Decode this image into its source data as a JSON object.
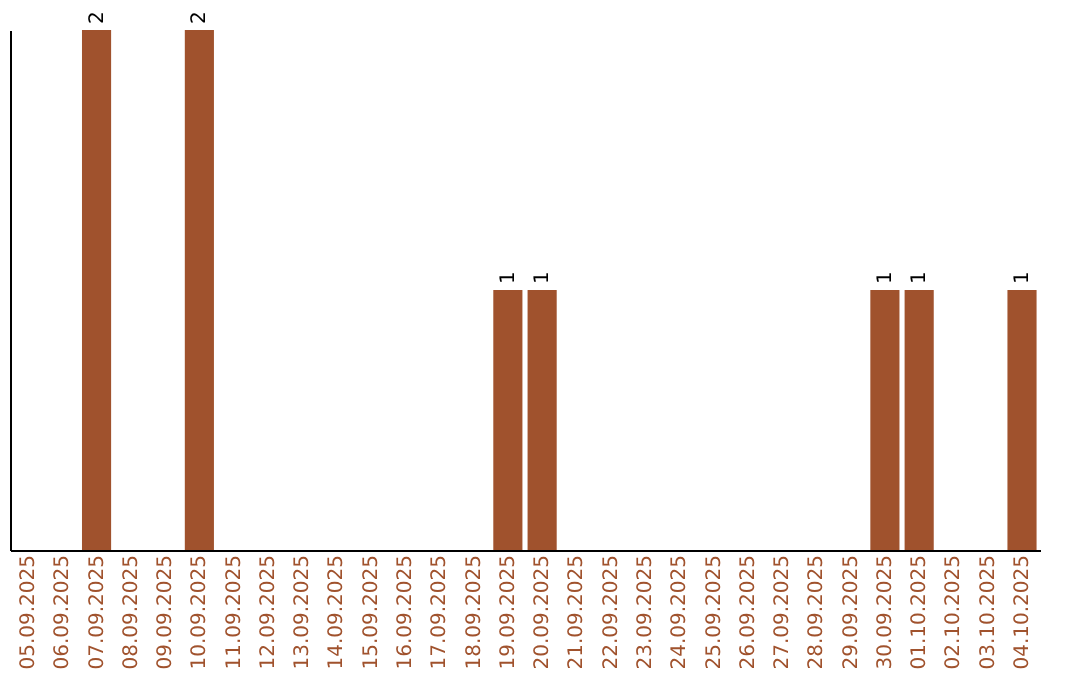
{
  "chart_data": {
    "type": "bar",
    "categories": [
      "05.09.2025",
      "06.09.2025",
      "07.09.2025",
      "08.09.2025",
      "09.09.2025",
      "10.09.2025",
      "11.09.2025",
      "12.09.2025",
      "13.09.2025",
      "14.09.2025",
      "15.09.2025",
      "16.09.2025",
      "17.09.2025",
      "18.09.2025",
      "19.09.2025",
      "20.09.2025",
      "21.09.2025",
      "22.09.2025",
      "23.09.2025",
      "24.09.2025",
      "25.09.2025",
      "26.09.2025",
      "27.09.2025",
      "28.09.2025",
      "29.09.2025",
      "30.09.2025",
      "01.10.2025",
      "02.10.2025",
      "03.10.2025",
      "04.10.2025"
    ],
    "values": [
      0,
      0,
      2,
      0,
      0,
      2,
      0,
      0,
      0,
      0,
      0,
      0,
      0,
      0,
      1,
      1,
      0,
      0,
      0,
      0,
      0,
      0,
      0,
      0,
      0,
      1,
      1,
      0,
      0,
      1
    ],
    "value_labels": [
      null,
      null,
      "2",
      null,
      null,
      "2",
      null,
      null,
      null,
      null,
      null,
      null,
      null,
      null,
      "1",
      "1",
      null,
      null,
      null,
      null,
      null,
      null,
      null,
      null,
      null,
      "1",
      "1",
      null,
      null,
      "1"
    ],
    "color": "#a0522d",
    "tick_labels": "x",
    "grid": false
  }
}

§

Work required: Without the pictures, retype the whole of the material above exactly.

Complete response:
Decode this image into its source data as a JSON object.
{
  "chart_data": {
    "type": "bar",
    "categories": [
      "05.09.2025",
      "06.09.2025",
      "07.09.2025",
      "08.09.2025",
      "09.09.2025",
      "10.09.2025",
      "11.09.2025",
      "12.09.2025",
      "13.09.2025",
      "14.09.2025",
      "15.09.2025",
      "16.09.2025",
      "17.09.2025",
      "18.09.2025",
      "19.09.2025",
      "20.09.2025",
      "21.09.2025",
      "22.09.2025",
      "23.09.2025",
      "24.09.2025",
      "25.09.2025",
      "26.09.2025",
      "27.09.2025",
      "28.09.2025",
      "29.09.2025",
      "30.09.2025",
      "01.10.2025",
      "02.10.2025",
      "03.10.2025",
      "04.10.2025"
    ],
    "values": [
      0,
      0,
      2,
      0,
      0,
      2,
      0,
      0,
      0,
      0,
      0,
      0,
      0,
      0,
      1,
      1,
      0,
      0,
      0,
      0,
      0,
      0,
      0,
      0,
      0,
      1,
      1,
      0,
      0,
      1
    ],
    "value_labels": [
      null,
      null,
      "2",
      null,
      null,
      "2",
      null,
      null,
      null,
      null,
      null,
      null,
      null,
      null,
      "1",
      "1",
      null,
      null,
      null,
      null,
      null,
      null,
      null,
      null,
      null,
      "1",
      "1",
      null,
      null,
      "1"
    ],
    "color": "#a0522d",
    "tick_labels": "x",
    "grid": false
  }
}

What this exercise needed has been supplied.